PROBLEM DESCRIPTION:
Repeat the data word for word. Do not include the pictures.

MATERIAL FOR THIS TASK:
____

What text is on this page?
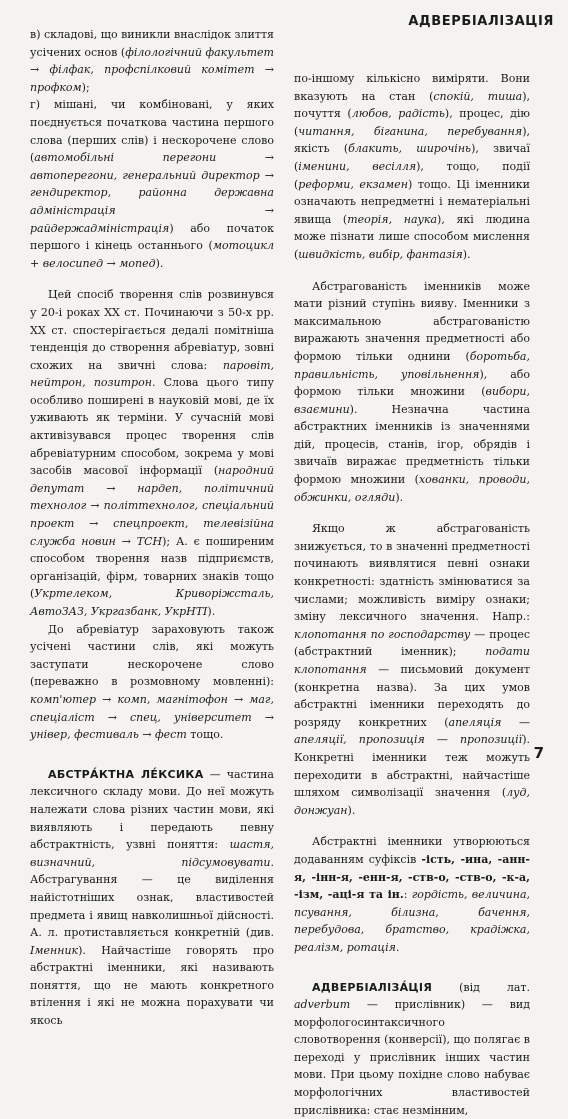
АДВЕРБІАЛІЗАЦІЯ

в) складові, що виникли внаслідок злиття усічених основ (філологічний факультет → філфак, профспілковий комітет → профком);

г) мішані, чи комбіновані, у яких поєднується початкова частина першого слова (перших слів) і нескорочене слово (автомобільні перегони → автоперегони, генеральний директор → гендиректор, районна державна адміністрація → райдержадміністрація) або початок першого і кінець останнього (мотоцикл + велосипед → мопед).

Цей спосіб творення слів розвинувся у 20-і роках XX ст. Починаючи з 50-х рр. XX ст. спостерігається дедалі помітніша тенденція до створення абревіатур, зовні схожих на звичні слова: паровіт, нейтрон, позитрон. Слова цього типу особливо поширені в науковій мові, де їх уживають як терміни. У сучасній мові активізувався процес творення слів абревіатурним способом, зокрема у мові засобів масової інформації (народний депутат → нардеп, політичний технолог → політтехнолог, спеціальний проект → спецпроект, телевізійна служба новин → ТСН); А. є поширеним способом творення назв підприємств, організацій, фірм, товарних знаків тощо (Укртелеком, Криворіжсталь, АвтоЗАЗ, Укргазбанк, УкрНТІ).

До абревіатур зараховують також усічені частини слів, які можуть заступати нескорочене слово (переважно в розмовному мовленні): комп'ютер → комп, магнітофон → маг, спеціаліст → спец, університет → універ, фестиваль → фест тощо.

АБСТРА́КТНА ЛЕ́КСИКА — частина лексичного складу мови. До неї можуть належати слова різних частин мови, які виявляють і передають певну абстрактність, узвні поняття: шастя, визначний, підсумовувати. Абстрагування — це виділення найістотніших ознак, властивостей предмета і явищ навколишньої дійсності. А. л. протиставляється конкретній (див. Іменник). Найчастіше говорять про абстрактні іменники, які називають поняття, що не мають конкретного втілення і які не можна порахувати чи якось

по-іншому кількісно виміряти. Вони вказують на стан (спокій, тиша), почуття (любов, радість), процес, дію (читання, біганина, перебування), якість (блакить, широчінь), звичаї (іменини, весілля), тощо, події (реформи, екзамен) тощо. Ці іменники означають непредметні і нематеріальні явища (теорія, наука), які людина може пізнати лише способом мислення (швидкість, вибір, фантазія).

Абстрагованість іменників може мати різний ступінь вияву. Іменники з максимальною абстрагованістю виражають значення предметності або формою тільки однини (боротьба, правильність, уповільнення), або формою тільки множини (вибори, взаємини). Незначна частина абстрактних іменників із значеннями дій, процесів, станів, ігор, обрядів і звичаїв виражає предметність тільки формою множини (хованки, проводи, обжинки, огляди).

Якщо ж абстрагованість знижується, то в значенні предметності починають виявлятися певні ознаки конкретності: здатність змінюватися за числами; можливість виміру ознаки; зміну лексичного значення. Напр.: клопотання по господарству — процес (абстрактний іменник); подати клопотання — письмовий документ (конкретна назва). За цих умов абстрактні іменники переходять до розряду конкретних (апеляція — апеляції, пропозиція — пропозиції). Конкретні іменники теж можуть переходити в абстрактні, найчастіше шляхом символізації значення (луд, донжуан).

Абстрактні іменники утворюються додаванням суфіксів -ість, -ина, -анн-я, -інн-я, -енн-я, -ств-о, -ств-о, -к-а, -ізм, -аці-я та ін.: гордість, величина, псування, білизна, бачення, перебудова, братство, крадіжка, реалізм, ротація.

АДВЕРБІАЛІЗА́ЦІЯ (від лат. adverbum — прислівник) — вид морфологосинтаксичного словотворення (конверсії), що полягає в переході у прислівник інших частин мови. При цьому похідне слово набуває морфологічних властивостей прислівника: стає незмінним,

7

____

TASK RESULT:
What text is on this page?
АДВЕРБІАЛІЗАЦІЯ

в) складові, що виникли внаслідок злиття усічених основ (філологічний факультет → філфак, профспілковий комітет → профком);

г) мішані, чи комбіновані, у яких поєднується початкова частина першого слова (перших слів) і нескорочене слово (автомобільні перегони → автоперегони, генеральний директор → гендиректор, районна державна адміністрація → райдержадміністрація) або початок першого і кінець останнього (мотоцикл + велосипед → мопед).

Цей спосіб творення слів розвинувся у 20-і роках XX ст. Починаючи з 50-х рр. XX ст. спостерігається дедалі помітніша тенденція до створення абревіатур, зовні схожих на звичні слова: паровіт, нейтрон, позитрон. Слова цього типу особливо поширені в науковій мові, де їх уживають як терміни. У сучасній мові активізувався процес творення слів абревіатурним способом, зокрема у мові засобів масової інформації (народний депутат → нардеп, політичний технолог → політтехнолог, спеціальний проект → спецпроект, телевізійна служба новин → ТСН); А. є поширеним способом творення назв підприємств, організацій, фірм, товарних знаків тощо (Укртелеком, Криворіжсталь, АвтоЗАЗ, Укргазбанк, УкрНТІ).

До абревіатур зараховують також усічені частини слів, які можуть заступати нескорочене слово (переважно в розмовному мовленні): комп'ютер → комп, магнітофон → маг, спеціаліст → спец, університет → універ, фестиваль → фест тощо.

АБСТРА́КТНА ЛЕ́КСИКА — частина лексичного складу мови. До неї можуть належати слова різних частин мови, які виявляють і передають певну абстрактність, узвні поняття: шастя, визначний, підсумовувати. Абстрагування — це виділення найістотніших ознак, властивостей предмета і явищ навколишньої дійсності. А. л. протиставляється конкретній (див. Іменник). Найчастіше говорять про абстрактні іменники, які називають поняття, що не мають конкретного втілення і які не можна порахувати чи якось

по-іншому кількісно виміряти. Вони вказують на стан (спокій, тиша), почуття (любов, радість), процес, дію (читання, біганина, перебування), якість (блакить, широчінь), звичаї (іменини, весілля), тощо, події (реформи, екзамен) тощо. Ці іменники означають непредметні і нематеріальні явища (теорія, наука), які людина може пізнати лише способом мислення (швидкість, вибір, фантазія).

Абстрагованість іменників може мати різний ступінь вияву. Іменники з максимальною абстрагованістю виражають значення предметності або формою тільки однини (боротьба, правильність, уповільнення), або формою тільки множини (вибори, взаємини). Незначна частина абстрактних іменників із значеннями дій, процесів, станів, ігор, обрядів і звичаїв виражає предметність тільки формою множини (хованки, проводи, обжинки, огляди).

Якщо ж абстрагованість знижується, то в значенні предметності починають виявлятися певні ознаки конкретності: здатність змінюватися за числами; можливість виміру ознаки; зміну лексичного значення. Напр.: клопотання по господарству — процес (абстрактний іменник); подати клопотання — письмовий документ (конкретна назва). За цих умов абстрактні іменники переходять до розряду конкретних (апеляція — апеляції, пропозиція — пропозиції). Конкретні іменники теж можуть переходити в абстрактні, найчастіше шляхом символізації значення (луд, донжуан).

Абстрактні іменники утворюються додаванням суфіксів -ість, -ина, -анн-я, -інн-я, -енн-я, -ств-о, -ств-о, -к-а, -ізм, -аці-я та ін.: гордість, величина, псування, білизна, бачення, перебудова, братство, крадіжка, реалізм, ротація.

АДВЕРБІАЛІЗА́ЦІЯ (від лат. adverbum — прислівник) — вид морфологосинтаксичного словотворення (конверсії), що полягає в переході у прислівник інших частин мови. При цьому похідне слово набуває морфологічних властивостей прислівника: стає незмінним,

7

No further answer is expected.